[Start Exercise materials]
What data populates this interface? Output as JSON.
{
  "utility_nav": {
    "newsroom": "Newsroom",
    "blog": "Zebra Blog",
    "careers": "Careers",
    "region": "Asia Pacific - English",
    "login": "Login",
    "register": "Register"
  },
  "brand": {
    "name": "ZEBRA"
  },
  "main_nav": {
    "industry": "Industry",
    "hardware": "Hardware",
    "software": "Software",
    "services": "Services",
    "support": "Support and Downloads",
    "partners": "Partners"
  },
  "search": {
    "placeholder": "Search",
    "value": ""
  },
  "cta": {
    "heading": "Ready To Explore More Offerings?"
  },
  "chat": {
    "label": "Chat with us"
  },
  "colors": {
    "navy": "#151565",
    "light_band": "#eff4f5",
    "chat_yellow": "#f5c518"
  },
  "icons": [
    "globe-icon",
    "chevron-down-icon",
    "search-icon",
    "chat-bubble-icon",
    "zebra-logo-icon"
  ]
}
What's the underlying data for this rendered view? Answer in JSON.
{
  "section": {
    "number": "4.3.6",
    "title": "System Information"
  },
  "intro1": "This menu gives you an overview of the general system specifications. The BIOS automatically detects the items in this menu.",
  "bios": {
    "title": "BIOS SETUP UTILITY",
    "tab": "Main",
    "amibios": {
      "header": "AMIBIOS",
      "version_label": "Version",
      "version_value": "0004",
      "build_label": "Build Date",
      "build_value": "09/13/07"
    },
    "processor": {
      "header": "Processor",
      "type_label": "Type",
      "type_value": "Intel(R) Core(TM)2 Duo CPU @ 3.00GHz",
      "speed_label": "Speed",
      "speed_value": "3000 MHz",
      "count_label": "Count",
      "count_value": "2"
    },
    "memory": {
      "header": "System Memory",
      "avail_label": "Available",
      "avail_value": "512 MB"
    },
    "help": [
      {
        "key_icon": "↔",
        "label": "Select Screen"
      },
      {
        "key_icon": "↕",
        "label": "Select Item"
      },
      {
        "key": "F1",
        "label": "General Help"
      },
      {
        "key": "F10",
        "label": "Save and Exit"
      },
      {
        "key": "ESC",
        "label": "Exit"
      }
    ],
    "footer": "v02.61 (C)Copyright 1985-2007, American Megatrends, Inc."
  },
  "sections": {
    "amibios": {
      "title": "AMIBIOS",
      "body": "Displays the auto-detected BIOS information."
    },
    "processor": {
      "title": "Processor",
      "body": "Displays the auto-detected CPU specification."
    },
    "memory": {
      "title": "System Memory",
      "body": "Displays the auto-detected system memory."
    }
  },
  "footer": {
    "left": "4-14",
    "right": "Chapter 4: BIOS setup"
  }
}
[End Exercise materials]
### Written problem
Copy the material above, line for line.

### Task result
What data populates this interface? Output as JSON.
{
  "utility_nav": {
    "newsroom": "Newsroom",
    "blog": "Zebra Blog",
    "careers": "Careers",
    "region": "Asia Pacific - English",
    "login": "Login",
    "register": "Register"
  },
  "brand": {
    "name": "ZEBRA"
  },
  "main_nav": {
    "industry": "Industry",
    "hardware": "Hardware",
    "software": "Software",
    "services": "Services",
    "support": "Support and Downloads",
    "partners": "Partners"
  },
  "search": {
    "placeholder": "Search",
    "value": ""
  },
  "cta": {
    "heading": "Ready To Explore More Offerings?"
  },
  "chat": {
    "label": "Chat with us"
  },
  "colors": {
    "navy": "#151565",
    "light_band": "#eff4f5",
    "chat_yellow": "#f5c518"
  },
  "icons": [
    "globe-icon",
    "chevron-down-icon",
    "search-icon",
    "chat-bubble-icon",
    "zebra-logo-icon"
  ]
}
What's the underlying data for this rendered view? Answer in JSON.
{
  "section": {
    "number": "4.3.6",
    "title": "System Information"
  },
  "intro1": "This menu gives you an overview of the general system specifications. The BIOS automatically detects the items in this menu.",
  "bios": {
    "title": "BIOS SETUP UTILITY",
    "tab": "Main",
    "amibios": {
      "header": "AMIBIOS",
      "version_label": "Version",
      "version_value": "0004",
      "build_label": "Build Date",
      "build_value": "09/13/07"
    },
    "processor": {
      "header": "Processor",
      "type_label": "Type",
      "type_value": "Intel(R) Core(TM)2 Duo CPU @ 3.00GHz",
      "speed_label": "Speed",
      "speed_value": "3000 MHz",
      "count_label": "Count",
      "count_value": "2"
    },
    "memory": {
      "header": "System Memory",
      "avail_label": "Available",
      "avail_value": "512 MB"
    },
    "help": [
      {
        "key_icon": "↔",
        "label": "Select Screen"
      },
      {
        "key_icon": "↕",
        "label": "Select Item"
      },
      {
        "key": "F1",
        "label": "General Help"
      },
      {
        "key": "F10",
        "label": "Save and Exit"
      },
      {
        "key": "ESC",
        "label": "Exit"
      }
    ],
    "footer": "v02.61 (C)Copyright 1985-2007, American Megatrends, Inc."
  },
  "sections": {
    "amibios": {
      "title": "AMIBIOS",
      "body": "Displays the auto-detected BIOS information."
    },
    "processor": {
      "title": "Processor",
      "body": "Displays the auto-detected CPU specification."
    },
    "memory": {
      "title": "System Memory",
      "body": "Displays the auto-detected system memory."
    }
  },
  "footer": {
    "left": "4-14",
    "right": "Chapter 4: BIOS setup"
  }
}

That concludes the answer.